**What this task involves**. From the listing below, pull each line that includes "كمية".

• • • • • • •

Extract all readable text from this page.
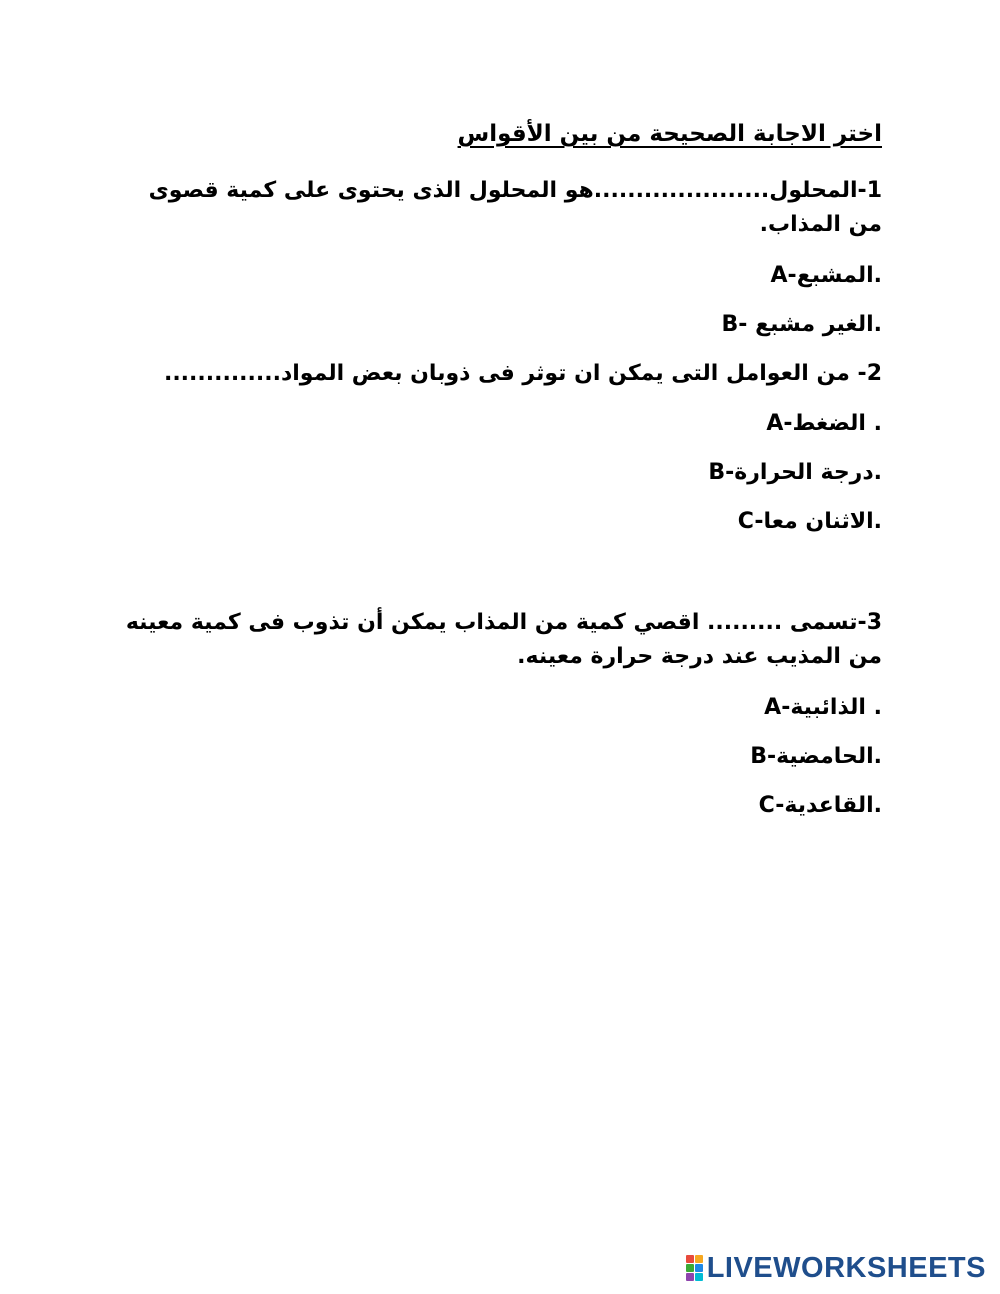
اختر الاجابة الصحيحة من بين الأقواس
1-المحلول.....................هو المحلول الذى يحتوى على كمية قصوى من المذاب.
A-المشبع.
B- الغير مشبع.
2- من العوامل التى يمكن ان توثر فى ذوبان بعض المواد..............
A-الضغط .
B-درجة الحرارة.
C-الاثنان معا.
3-تسمى ......... اقصي كمية من المذاب يمكن أن تذوب فى كمية معينه من المذيب عند درجة حرارة معينه.
A-الذائبية .
B-الحامضية.
C-القاعدية.
LIVEWORKSHEETS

• • • • • • •

**Task solution**.
1-المحلول.....................هو المحلول الذى يحتوى على كمية قصوى من المذاب.
3-تسمى ......... اقصي كمية من المذاب يمكن أن تذوب فى كمية معينه من المذيب عند درجة حرارة معينه.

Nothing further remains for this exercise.